⟨
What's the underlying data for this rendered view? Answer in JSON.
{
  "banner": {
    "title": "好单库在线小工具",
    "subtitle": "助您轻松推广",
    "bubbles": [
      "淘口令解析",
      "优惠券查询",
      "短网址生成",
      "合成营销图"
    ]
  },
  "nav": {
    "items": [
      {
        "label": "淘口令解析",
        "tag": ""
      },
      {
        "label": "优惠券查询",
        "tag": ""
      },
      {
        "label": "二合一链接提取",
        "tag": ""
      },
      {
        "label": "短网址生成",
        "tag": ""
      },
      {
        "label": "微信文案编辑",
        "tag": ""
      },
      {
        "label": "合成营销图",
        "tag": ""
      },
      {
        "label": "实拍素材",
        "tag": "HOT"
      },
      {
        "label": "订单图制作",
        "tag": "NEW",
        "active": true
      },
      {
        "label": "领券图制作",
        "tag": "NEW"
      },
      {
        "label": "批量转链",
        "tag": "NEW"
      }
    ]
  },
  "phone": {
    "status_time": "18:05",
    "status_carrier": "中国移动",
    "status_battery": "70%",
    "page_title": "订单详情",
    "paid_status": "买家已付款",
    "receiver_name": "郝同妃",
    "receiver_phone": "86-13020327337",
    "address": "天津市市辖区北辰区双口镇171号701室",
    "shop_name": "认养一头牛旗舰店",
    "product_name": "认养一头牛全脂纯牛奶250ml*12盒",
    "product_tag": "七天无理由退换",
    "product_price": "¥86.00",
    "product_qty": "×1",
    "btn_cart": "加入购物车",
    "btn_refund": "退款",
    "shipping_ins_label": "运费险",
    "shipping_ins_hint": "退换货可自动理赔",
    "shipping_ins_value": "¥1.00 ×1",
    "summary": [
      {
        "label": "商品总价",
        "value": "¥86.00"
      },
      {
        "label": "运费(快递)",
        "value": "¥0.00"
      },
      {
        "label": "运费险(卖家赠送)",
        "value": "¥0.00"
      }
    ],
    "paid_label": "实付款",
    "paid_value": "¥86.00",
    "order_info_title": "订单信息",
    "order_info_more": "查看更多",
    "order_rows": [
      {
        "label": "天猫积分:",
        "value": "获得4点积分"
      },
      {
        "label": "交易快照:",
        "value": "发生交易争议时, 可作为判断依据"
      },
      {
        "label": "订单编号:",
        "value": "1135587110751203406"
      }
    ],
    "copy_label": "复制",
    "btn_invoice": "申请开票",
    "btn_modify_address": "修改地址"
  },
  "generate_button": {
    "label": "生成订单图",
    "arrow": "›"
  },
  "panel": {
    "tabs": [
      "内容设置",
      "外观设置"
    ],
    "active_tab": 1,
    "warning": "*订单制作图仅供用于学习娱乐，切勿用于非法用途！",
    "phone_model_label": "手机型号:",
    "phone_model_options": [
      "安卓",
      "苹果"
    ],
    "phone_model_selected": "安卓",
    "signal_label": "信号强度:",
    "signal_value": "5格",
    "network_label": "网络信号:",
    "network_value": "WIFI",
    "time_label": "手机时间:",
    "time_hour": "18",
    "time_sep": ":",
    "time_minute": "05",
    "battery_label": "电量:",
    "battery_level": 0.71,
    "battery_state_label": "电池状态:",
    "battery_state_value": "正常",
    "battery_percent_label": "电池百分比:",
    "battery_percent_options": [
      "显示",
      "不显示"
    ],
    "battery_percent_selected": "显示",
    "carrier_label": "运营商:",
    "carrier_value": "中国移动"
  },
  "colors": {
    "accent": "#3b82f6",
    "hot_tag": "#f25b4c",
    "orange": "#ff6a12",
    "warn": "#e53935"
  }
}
⟩
**Written request:**
Write out every record verbatim.

**Written solution:**
What's the underlying data for this rendered view? Answer in JSON.
{
  "banner": {
    "title": "好单库在线小工具",
    "subtitle": "助您轻松推广",
    "bubbles": [
      "淘口令解析",
      "优惠券查询",
      "短网址生成",
      "合成营销图"
    ]
  },
  "nav": {
    "items": [
      {
        "label": "淘口令解析",
        "tag": ""
      },
      {
        "label": "优惠券查询",
        "tag": ""
      },
      {
        "label": "二合一链接提取",
        "tag": ""
      },
      {
        "label": "短网址生成",
        "tag": ""
      },
      {
        "label": "微信文案编辑",
        "tag": ""
      },
      {
        "label": "合成营销图",
        "tag": ""
      },
      {
        "label": "实拍素材",
        "tag": "HOT"
      },
      {
        "label": "订单图制作",
        "tag": "NEW",
        "active": true
      },
      {
        "label": "领券图制作",
        "tag": "NEW"
      },
      {
        "label": "批量转链",
        "tag": "NEW"
      }
    ]
  },
  "phone": {
    "status_time": "18:05",
    "status_carrier": "中国移动",
    "status_battery": "70%",
    "page_title": "订单详情",
    "paid_status": "买家已付款",
    "receiver_name": "郝同妃",
    "receiver_phone": "86-13020327337",
    "address": "天津市市辖区北辰区双口镇171号701室",
    "shop_name": "认养一头牛旗舰店",
    "product_name": "认养一头牛全脂纯牛奶250ml*12盒",
    "product_tag": "七天无理由退换",
    "product_price": "¥86.00",
    "product_qty": "×1",
    "btn_cart": "加入购物车",
    "btn_refund": "退款",
    "shipping_ins_label": "运费险",
    "shipping_ins_hint": "退换货可自动理赔",
    "shipping_ins_value": "¥1.00 ×1",
    "summary": [
      {
        "label": "商品总价",
        "value": "¥86.00"
      },
      {
        "label": "运费(快递)",
        "value": "¥0.00"
      },
      {
        "label": "运费险(卖家赠送)",
        "value": "¥0.00"
      }
    ],
    "paid_label": "实付款",
    "paid_value": "¥86.00",
    "order_info_title": "订单信息",
    "order_info_more": "查看更多",
    "order_rows": [
      {
        "label": "天猫积分:",
        "value": "获得4点积分"
      },
      {
        "label": "交易快照:",
        "value": "发生交易争议时, 可作为判断依据"
      },
      {
        "label": "订单编号:",
        "value": "1135587110751203406"
      }
    ],
    "copy_label": "复制",
    "btn_invoice": "申请开票",
    "btn_modify_address": "修改地址"
  },
  "generate_button": {
    "label": "生成订单图",
    "arrow": "›"
  },
  "panel": {
    "tabs": [
      "内容设置",
      "外观设置"
    ],
    "active_tab": 1,
    "warning": "*订单制作图仅供用于学习娱乐，切勿用于非法用途！",
    "phone_model_label": "手机型号:",
    "phone_model_options": [
      "安卓",
      "苹果"
    ],
    "phone_model_selected": "安卓",
    "signal_label": "信号强度:",
    "signal_value": "5格",
    "network_label": "网络信号:",
    "network_value": "WIFI",
    "time_label": "手机时间:",
    "time_hour": "18",
    "time_sep": ":",
    "time_minute": "05",
    "battery_label": "电量:",
    "battery_level": 0.71,
    "battery_state_label": "电池状态:",
    "battery_state_value": "正常",
    "battery_percent_label": "电池百分比:",
    "battery_percent_options": [
      "显示",
      "不显示"
    ],
    "battery_percent_selected": "显示",
    "carrier_label": "运营商:",
    "carrier_value": "中国移动"
  },
  "colors": {
    "accent": "#3b82f6",
    "hot_tag": "#f25b4c",
    "orange": "#ff6a12",
    "warn": "#e53935"
  }
}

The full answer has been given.